• [What to do] In full and without alteration, repeat the material.

• [Data to use]
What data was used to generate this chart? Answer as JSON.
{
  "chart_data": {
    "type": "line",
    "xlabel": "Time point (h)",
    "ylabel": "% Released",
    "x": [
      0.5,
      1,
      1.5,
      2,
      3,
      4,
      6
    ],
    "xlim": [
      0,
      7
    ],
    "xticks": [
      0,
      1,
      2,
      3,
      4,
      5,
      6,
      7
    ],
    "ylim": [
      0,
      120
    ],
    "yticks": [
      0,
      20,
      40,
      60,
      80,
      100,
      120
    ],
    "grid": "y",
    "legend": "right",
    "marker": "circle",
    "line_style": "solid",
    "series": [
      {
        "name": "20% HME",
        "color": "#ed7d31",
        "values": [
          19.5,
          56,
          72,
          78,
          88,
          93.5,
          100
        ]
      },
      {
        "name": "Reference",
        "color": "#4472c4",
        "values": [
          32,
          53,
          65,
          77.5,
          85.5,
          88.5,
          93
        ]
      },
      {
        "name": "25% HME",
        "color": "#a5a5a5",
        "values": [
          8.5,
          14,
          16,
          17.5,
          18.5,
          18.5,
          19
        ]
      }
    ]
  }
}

• [Written response]
What data was used to generate this chart? Answer as JSON.
{
  "chart_data": {
    "type": "line",
    "xlabel": "Time point (h)",
    "ylabel": "% Released",
    "x": [
      0.5,
      1,
      1.5,
      2,
      3,
      4,
      6
    ],
    "xlim": [
      0,
      7
    ],
    "xticks": [
      0,
      1,
      2,
      3,
      4,
      5,
      6,
      7
    ],
    "ylim": [
      0,
      120
    ],
    "yticks": [
      0,
      20,
      40,
      60,
      80,
      100,
      120
    ],
    "grid": "y",
    "legend": "right",
    "marker": "circle",
    "line_style": "solid",
    "series": [
      {
        "name": "20% HME",
        "color": "#ed7d31",
        "values": [
          19.5,
          56,
          72,
          78,
          88,
          93.5,
          100
        ]
      },
      {
        "name": "Reference",
        "color": "#4472c4",
        "values": [
          32,
          53,
          65,
          77.5,
          85.5,
          88.5,
          93
        ]
      },
      {
        "name": "25% HME",
        "color": "#a5a5a5",
        "values": [
          8.5,
          14,
          16,
          17.5,
          18.5,
          18.5,
          19
        ]
      }
    ]
  }
}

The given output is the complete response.